### Source information
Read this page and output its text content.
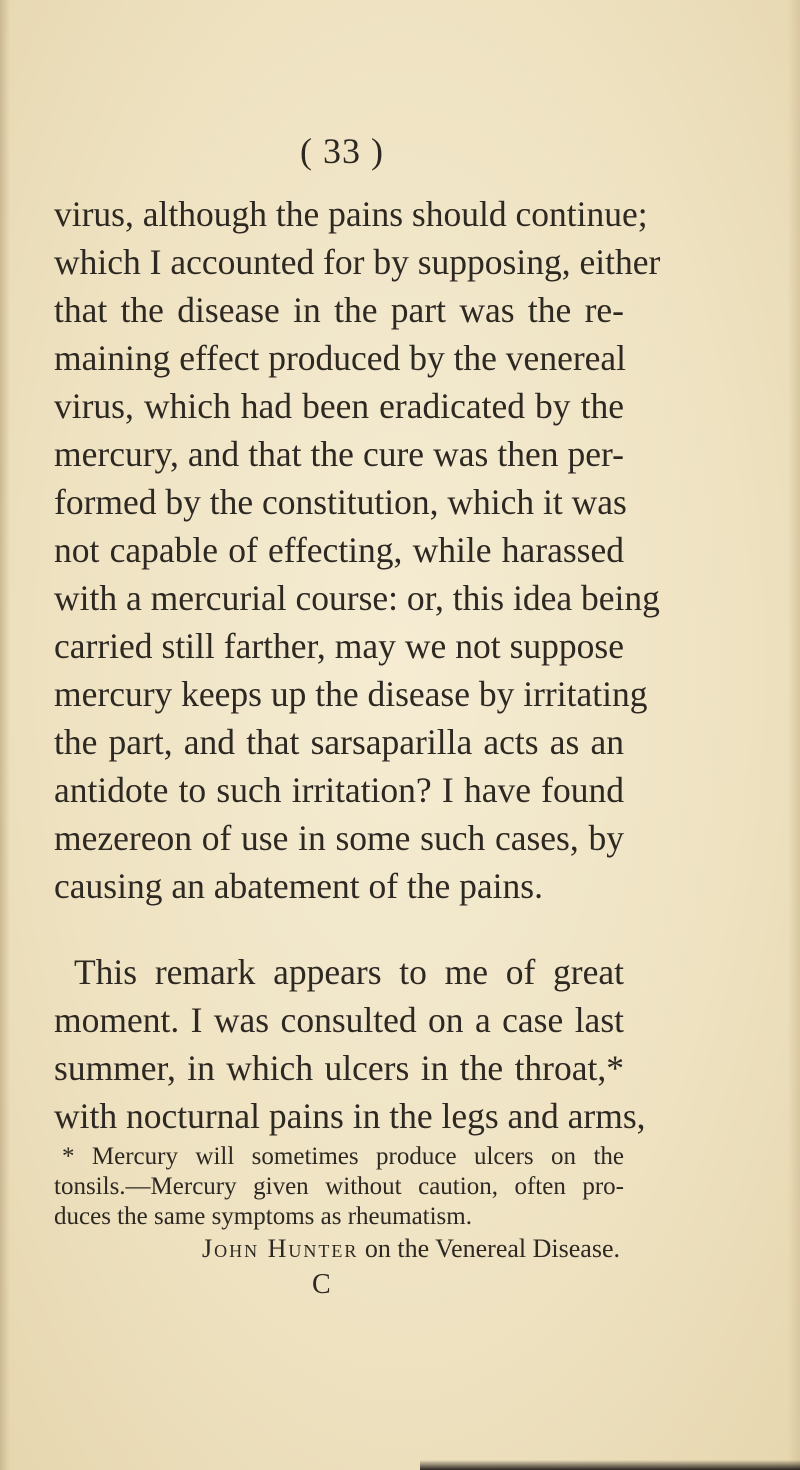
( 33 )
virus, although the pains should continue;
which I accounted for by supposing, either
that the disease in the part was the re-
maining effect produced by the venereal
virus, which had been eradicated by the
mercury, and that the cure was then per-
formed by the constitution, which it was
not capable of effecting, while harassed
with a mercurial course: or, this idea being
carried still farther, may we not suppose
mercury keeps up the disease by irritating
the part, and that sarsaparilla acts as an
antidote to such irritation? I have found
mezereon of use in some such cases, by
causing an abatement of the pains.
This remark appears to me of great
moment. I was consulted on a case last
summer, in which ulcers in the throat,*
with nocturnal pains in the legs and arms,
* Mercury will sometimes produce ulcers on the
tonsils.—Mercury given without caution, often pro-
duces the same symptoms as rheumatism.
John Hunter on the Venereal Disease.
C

### Work item
Would you set down each line of the listing above exactly, apart from the pictures?

### Solution to the problem
Read this page and output its text content.
( 33 )
virus, although the pains should continue;
which I accounted for by supposing, either
that the disease in the part was the re-
maining effect produced by the venereal
virus, which had been eradicated by the
mercury, and that the cure was then per-
formed by the constitution, which it was
not capable of effecting, while harassed
with a mercurial course: or, this idea being
carried still farther, may we not suppose
mercury keeps up the disease by irritating
the part, and that sarsaparilla acts as an
antidote to such irritation? I have found
mezereon of use in some such cases, by
causing an abatement of the pains.
This remark appears to me of great
moment. I was consulted on a case last
summer, in which ulcers in the throat,*
with nocturnal pains in the legs and arms,
* Mercury will sometimes produce ulcers on the
tonsils.—Mercury given without caution, often pro-
duces the same symptoms as rheumatism.
John Hunter on the Venereal Disease.
C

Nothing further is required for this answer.